• DOCUMENT SOURCE:
☆ ☆ ☆ ☆ ☆
Un horizon bouché, des années de disette dans le viseur et une courbe ascendante des taux du chômage. Telles étaient les perspectives peu reluisantes promises à la jeunesse biennoise au moment de l’ouverture officielle de la Coupole au printemps 1975. A ce désenchantement économique s’était rajouté le démantèlement des derniers sites de l’ère industrielle, laissant par exemple hors sol d’anciennes usines à gaz à l’abandon. Ces vestiges auraient terminé leur carrière à la casse sans la débrouillardise et le sens de la récupération des milieux alternatifs de l’époque. A Zurich, à Berne ou à Bienne.
Sept ans plus tôt, dans le sillage de Mai 68, la jeunesse suisse s’était soulevée en lançant trois jours d’occupation des grands magasins Globus à Zurich au début du mois de juillet 1968. Quelques jours plus tard, le 6 juillet, deux à trois cents jeunes Biennois se solidarisent avec les agitateurs des bords de la Limmat et réclament l’implantation d’une commune dite auto-gérée dans leur cité. L’usine à gaz abandonnée faisait alors bien pâle figure au centre-ville, assommée qu’elle était par l’imposant Palais des Congrès d’en face.
« Autonomie, autonomie! »
☆ ☆ ☆ ☆ ☆
• OBJECTIF:
Quel passage du texte sur la Coupole de Bienne va de « Un horizon bouché, des » à « ou à Bienne. » ? Reproduisez-le mot pour mot.

• DONNÉES AFFICHÉES:
☆ ☆ ☆ ☆ ☆
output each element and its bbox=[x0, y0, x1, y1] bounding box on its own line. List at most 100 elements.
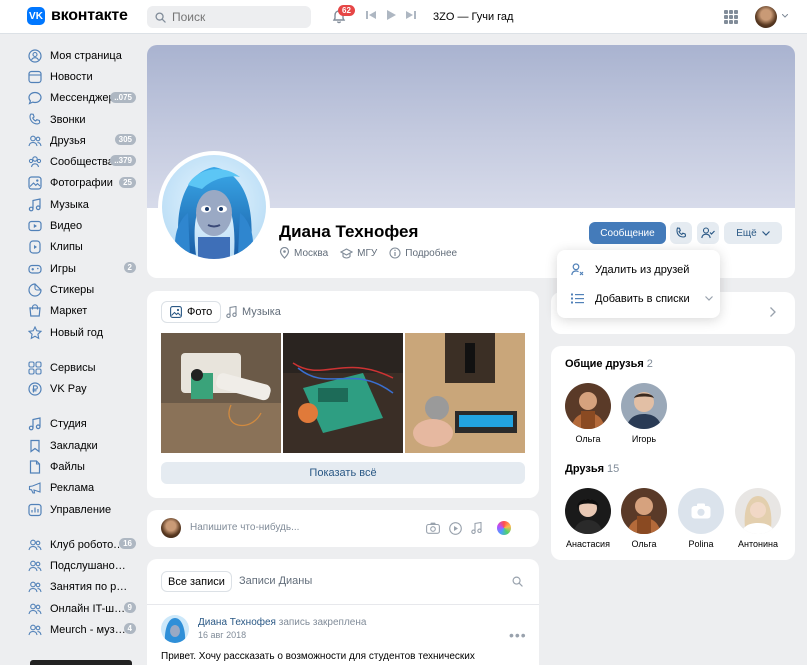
☆ ☆ ☆ ☆ ☆
• RÉSULTAT OBTENU:
Un horizon bouché, des années de disette dans le viseur et une courbe ascendante des taux du chômage. Telles étaient les perspectives peu reluisantes promises à la jeunesse biennoise au moment de l’ouverture officielle de la Coupole au printemps 1975. A ce désenchantement économique s’était rajouté le démantèlement des derniers sites de l’ère industrielle, laissant par exemple hors sol d’anciennes usines à gaz à l’abandon. Ces vestiges auraient terminé leur carrière à la casse sans la débrouillardise et le sens de la récupération des milieux alternatifs de l’époque. A Zurich, à Berne ou à Bienne.